# START OF TEXT SHOWN

UTA: How about this tension between revolutionary organization and movement building?  Where is the line between trying to take initiative and exercise leadership within a movement and substituting yourself for the movement?

Robbie: It’s hard to talk about this in a schematic fashion, so it’s more useful to examine specific instances in a given time and place. We might point to the early years of the Canadian Communist Party, for example, which is the subject of  the Ian Angus’s study Canadian Bolsheviks. During the 1920’s, Canadian communists were instrumental in launching a Canadian Labour Party which succeeded for a time in bringing in forces beyond those of the CP. It seems that this initiative was not just a classic front group or appendage of the revolutionary organization and that the early CP in Canada  knew how to reach out to broader numbers of  activists who were not revolutionaries and engage them in common political projects which moved the working class movement forward. I think we have to accept that political organizations have a place in movements or larger formations and indeed may be instrumental to their initiation and development.

UTA: Do you see that example as contrasting to what is going on today among Leninist groups in terms of making it a priority to engage in building those kinds of broader structures and capacities, instead of a more narrow focus on linear “party building”?

Robbie: Yes, in my opinion any Leninist organization worth its salt will try to stimulate mobilization and organization of broad masses around specific campaigns or political projects. Groups that are strictly propaganda groups can be characterized, I suppose, as subscribing to a linear model of growth of their organization. But there are lots of examples of groups that have engaged in mass work and also tried to recruit from these initiatives. Granted, recently, there have been some interesting attempts to break out of this linear model of “party building” and to adopt a model of ‘regroupment’.  I’m thinking of Respect in the UK, the Scottish Socialist Party and the Socialist Alliance in Australia. These developments reflect the advanced crisis in the traditional reformist leaderships of the working class movement  by which I include both Social Democracy which is more and more indistinguishable from social Liberalism and also the Stalinist parties which were thrown into disarray by the fall of the USSR.

# END OF TEXT SHOWN

• _TASK INSTRUCTIONS_
A – Translate this sentence from the interview on movement building into Spanish: "It’s hard to talk about this in a schematic fashion, so it’s more useful to examine specific instances in a given time and place."
B – Carry the interview on movement building forward from its last sentence.
The items in the stored data play no part in this.

# START OF RECORDS SHOWN

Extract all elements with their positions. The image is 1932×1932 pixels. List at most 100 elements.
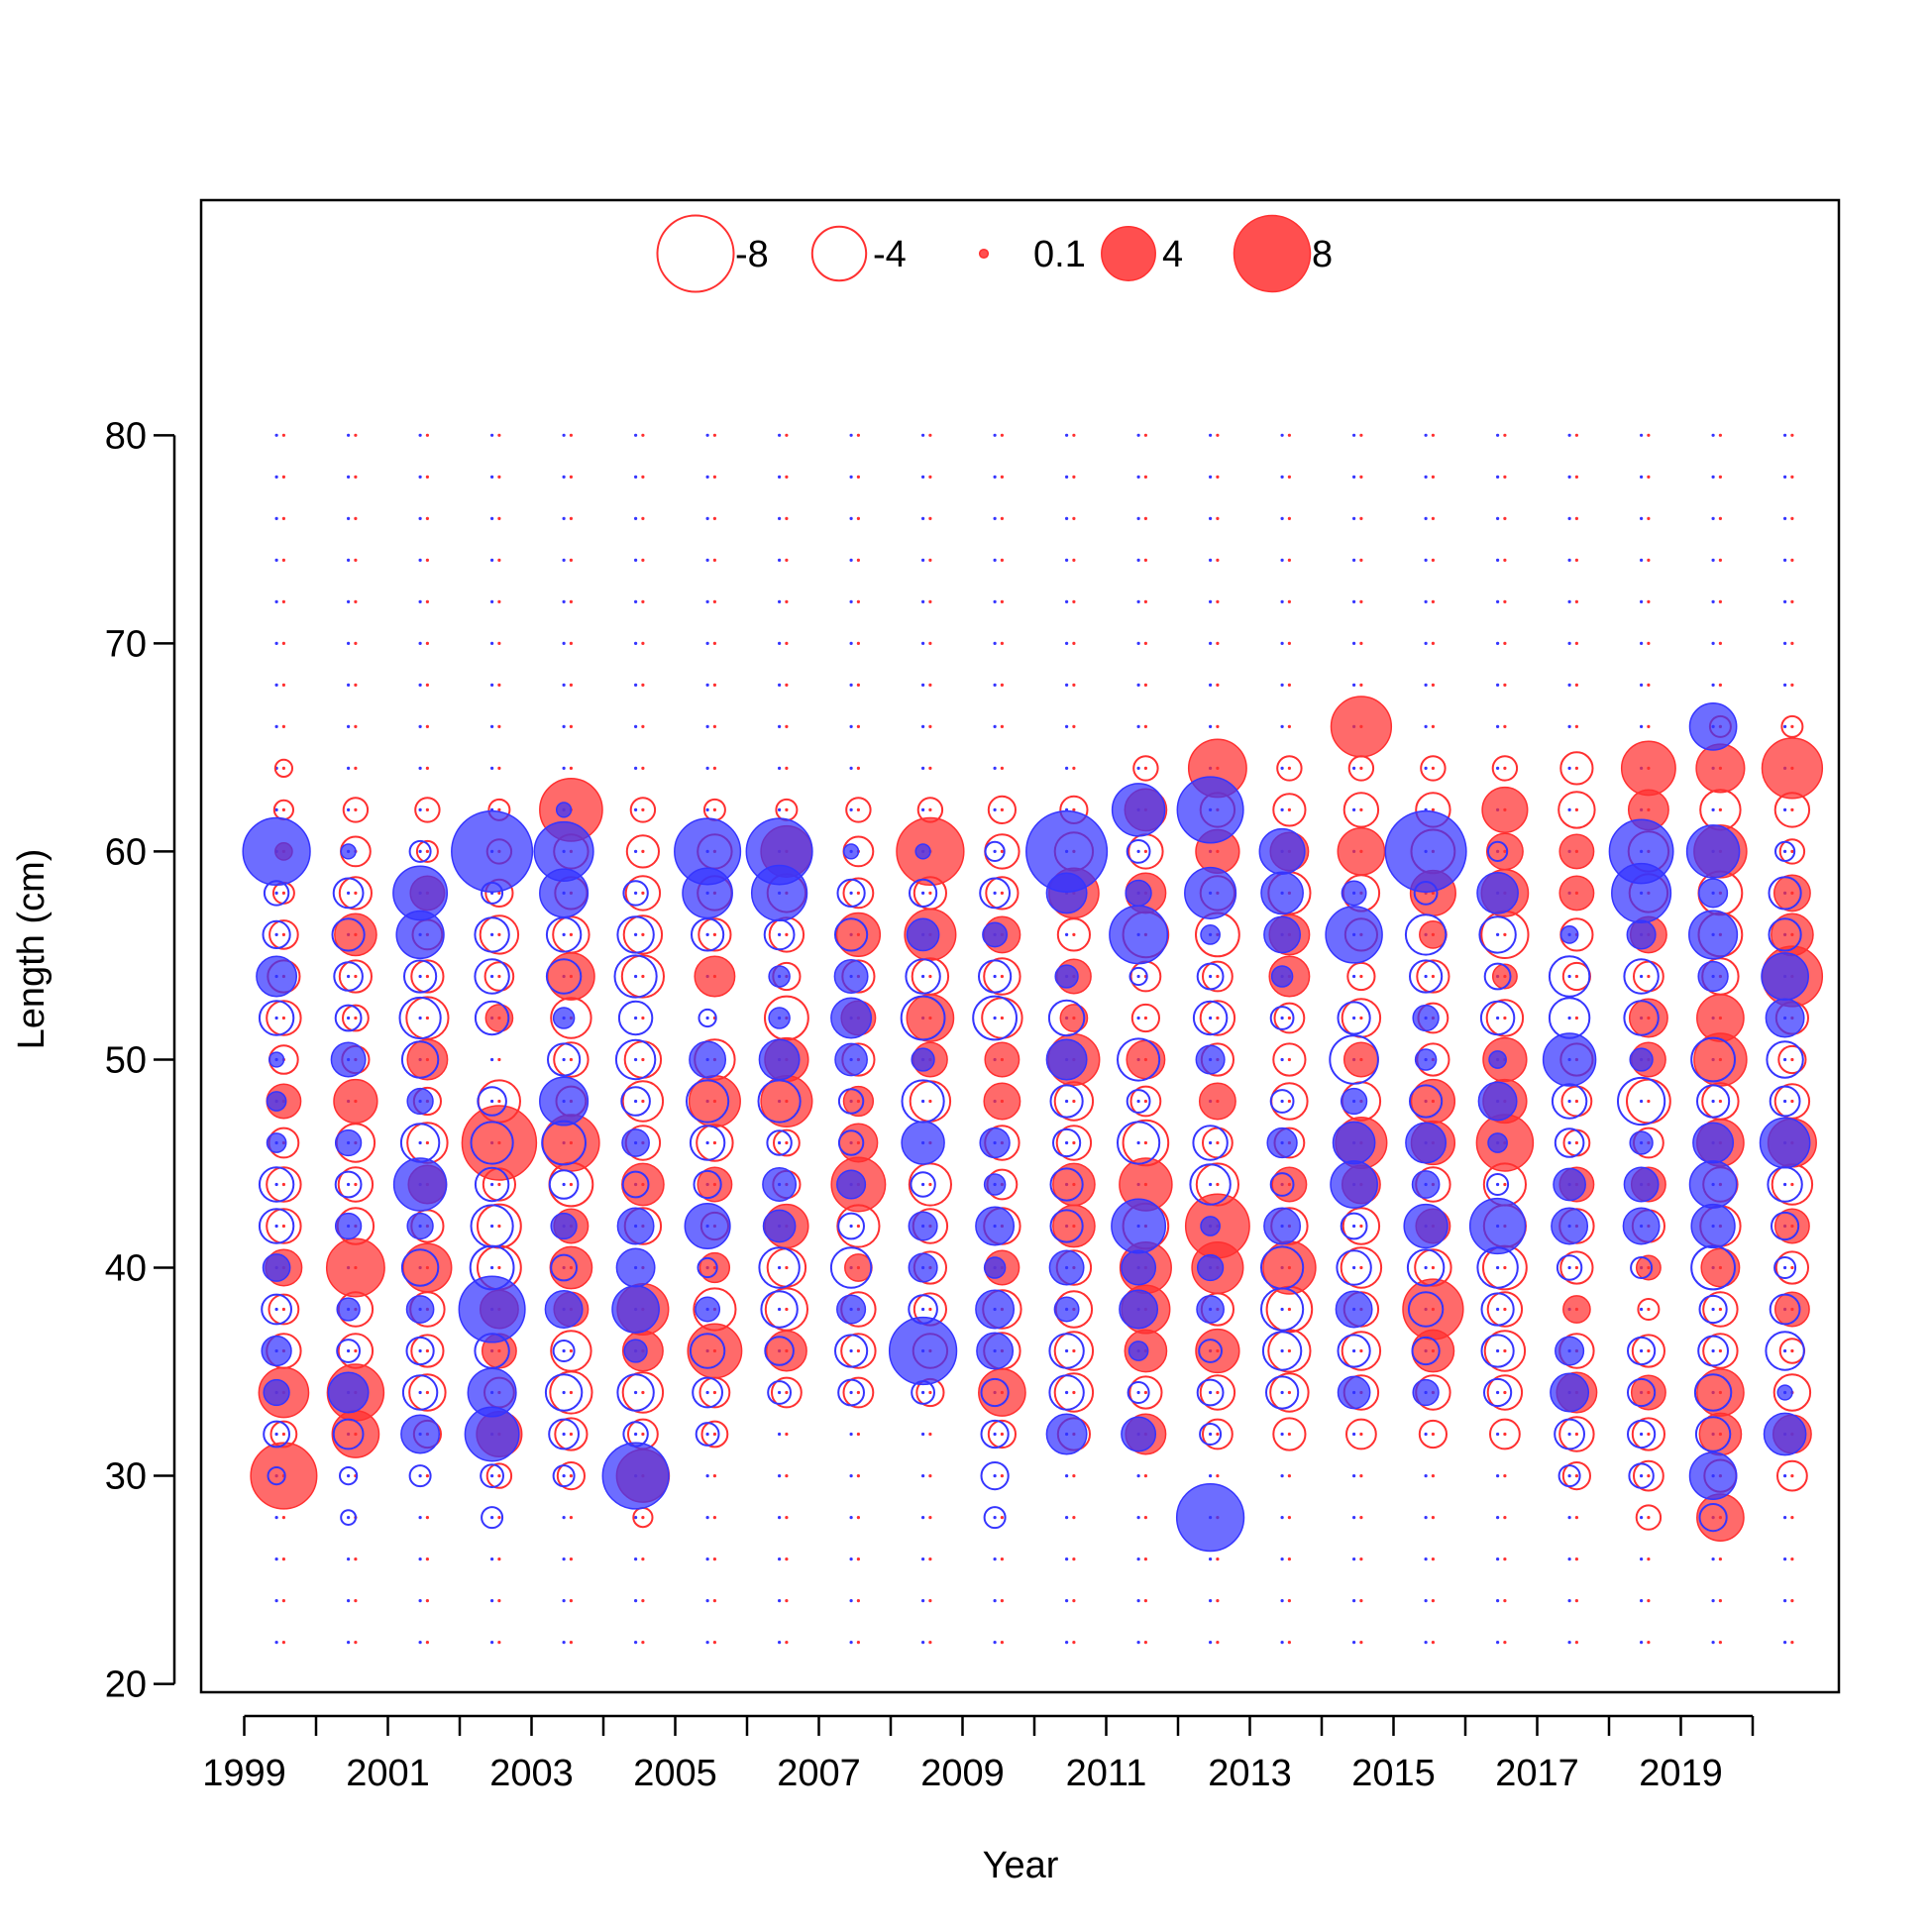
bubble-point [569,683,574,688]
bubble-point [641,558,645,563]
bubble-point [1647,1641,1651,1645]
bubble-point [347,1474,351,1478]
bubble-point [337,1166,375,1203]
bubble-point [785,1265,789,1270]
bubble-point [1774,840,1796,863]
bubble-point [274,558,278,563]
bubble-point [1647,1099,1651,1104]
bubble-point [856,516,861,521]
bubble-point [347,683,351,688]
bubble-point [1693,1373,1733,1412]
bubble-point [1424,599,1428,604]
bubble-point [1551,1083,1588,1120]
bubble-point [1431,433,1435,437]
bubble-point [712,683,717,688]
bubble-point [778,1265,782,1270]
bubble-point [1637,1298,1661,1321]
x-tick-label: 2007 [777,1753,861,1794]
bubble-point [1431,1641,1435,1645]
bubble-point [1000,974,1005,979]
bubble-point [712,558,717,563]
bubble-point [266,1091,287,1112]
bubble-point [712,1516,717,1520]
bubble-point [354,807,358,812]
bubble-point [1000,1641,1005,1645]
bubble-point [928,1099,932,1104]
bubble-point [549,1370,593,1415]
bubble-point [621,1080,665,1123]
bubble-point [418,1348,422,1353]
bubble-point [993,516,997,521]
bubble-point [569,1557,574,1561]
bubble-point [928,1182,932,1187]
bubble-point [1790,849,1794,854]
bubble-point [1216,1432,1220,1437]
bubble-point [849,1599,853,1603]
bubble-point [1072,1557,1076,1561]
x-tick-label: 2005 [633,1753,717,1794]
bubble-point [1216,1016,1220,1020]
x-axis-title: Year [983,1845,1059,1886]
bubble-point [281,475,285,479]
bubble-point [641,1016,645,1020]
bubble-point [849,1516,853,1520]
bubble-point [1287,724,1291,729]
bubble-point [554,1417,589,1451]
bubble-point [1711,1557,1715,1561]
bubble-point [1640,433,1644,437]
bubble-point [1352,1516,1356,1520]
bubble-point [1052,1204,1096,1248]
bubble-point [333,961,364,992]
bubble-point [1072,1516,1076,1520]
bubble-point [1567,1599,1571,1603]
bubble-point [1647,1599,1651,1603]
bubble-point [545,958,583,995]
bubble-point [1711,475,1715,479]
bubble-point [1412,1004,1440,1032]
bubble-point [705,1557,709,1561]
bubble-point [785,641,789,646]
bubble-point [497,475,501,479]
bubble-point [418,766,422,771]
bubble-point [1126,1089,1151,1114]
bubble-point [692,1376,723,1409]
bubble-point [1631,1417,1666,1451]
bubble-point [1129,1085,1162,1118]
bubble-point [1287,1016,1291,1020]
bubble-point [840,1333,877,1369]
bubble-point [773,1128,801,1157]
bubble-point [1790,475,1794,479]
bubble-point [569,1599,574,1603]
bubble-point [993,558,997,563]
bubble-point [274,1599,278,1603]
bubble-point [1072,599,1076,604]
bubble-point [281,433,285,437]
bubble-point [993,599,997,604]
bubble-point [842,843,860,860]
bubble-point [785,599,789,604]
bubble-point [712,1557,717,1561]
bubble-point [1072,683,1076,688]
bubble-point [1263,1207,1302,1245]
bubble-point [993,1641,997,1645]
bubble-point [1126,839,1151,864]
bubble-point [1431,1557,1435,1561]
bubble-point [562,641,566,646]
bubble-point [1496,1182,1500,1187]
bubble-point [1337,1001,1371,1035]
bubble-point [1496,641,1500,646]
bubble-point [1352,683,1356,688]
bubble-point [1065,1140,1069,1145]
bubble-point [834,917,869,952]
bubble-point [569,724,574,729]
bubble-point [481,1506,504,1530]
bubble-point [993,683,997,688]
bubble-point [1359,516,1363,521]
bubble-point [1065,641,1069,646]
bubble-point [1629,1130,1654,1155]
bubble-point [621,1128,650,1157]
bubble-point [1488,1050,1507,1069]
bubble-point [425,974,429,979]
bubble-point [281,1016,285,1020]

# END OF RECORDS SHOWN

• _SET OF ANSWERS_
A – Es difícil hablar de esto de manera esquemática, así que resulta más útil examinar casos concretos en un tiempo y un lugar determinados.

B –
The difficulty of launching new mass parties or potential mass working class parties does not stem only or even principally from the sectarian orientation of small groupuscules, whether self-identified as Leninist or not, but more importantly from the domination of working class politics by overtly reformist forces. Breaking the mass of workers from the grip of these pro-capitalist leaderships is crucial to the re-launching of mass revolutionary parties at least in the advanced capitalist states ( in some cases, notably the USA, there has never been a political break even towards working class reformist politics). The mass of workers breaks very reluctantly and in times of crisis with these leaderships, no matter how compromised they are, towards a more radical and longer term perspective. So I think it’s complex, and it’s not like you can do everything.  You have to play with the cards that history has dealt you, and I think the hold of reformism on politically conscious workers is still quite strong  

You can see this reflected in English speaking Canada where previous waves of working class radicalization led to a mass party of the social democratic type but one which was unable to win more than a minority position within the working class as a whole. It’s not impossible to bypass a weak and degenerate New Democratic Party (NDP) but not without a significant rise in class struggles and the testing out of of political alternatives in real life. In North America the working class movement is on the defensive and hardly able to to combat the neoliberal offensive anywhere. So I think that the weakness of the NDP to some extent circumscribes the possibilities for launching viable alternatives to the left of the NDP in English Canada. This can’t hold forever, of course, but I think it continues to be a limiting factor on the possibilities for organizational regroupment or the capacity for building revolutionary currents as such.

In Québec it’s a bit of a different question because of the national question, which has meant the domination of the national movement by a bourgeois nationalist party, the Parti Québecois, and the historical absence of any significant social democratic, or for that matter Stalinist, current within the working class. The tasks are necessarily posed somewhat differently in Québec, but speaking of English Canada, I think that the NDP is a fact of life and it needs to be taken seriously by revolutionaries. Do we see the possibilities of regrouping currents to the left of the NDP?  Perhaps, but I’m not greatly impressed with the organizational results of such regroupment perspectives over the last 25 years.

It’s been a long time now that a large segment of the independent left in Canada, which is disinclined to intervene in the NDP, has also been hesitant about of throwing its lot in with one or another of the Leninist or other revolutionary tendencies. The positive balance sheet of the efforts of the centrist left is a very miniscule one to date. I don’t rule it out but I’m yet to be impressed with those possibilities. You can also pose the possibility of regrouping the small revolutionary groups on the left, but for a variety of reasons it hasn’t taken place. We don’t have the same regroupment projects off and running that you see in Britain or Australia.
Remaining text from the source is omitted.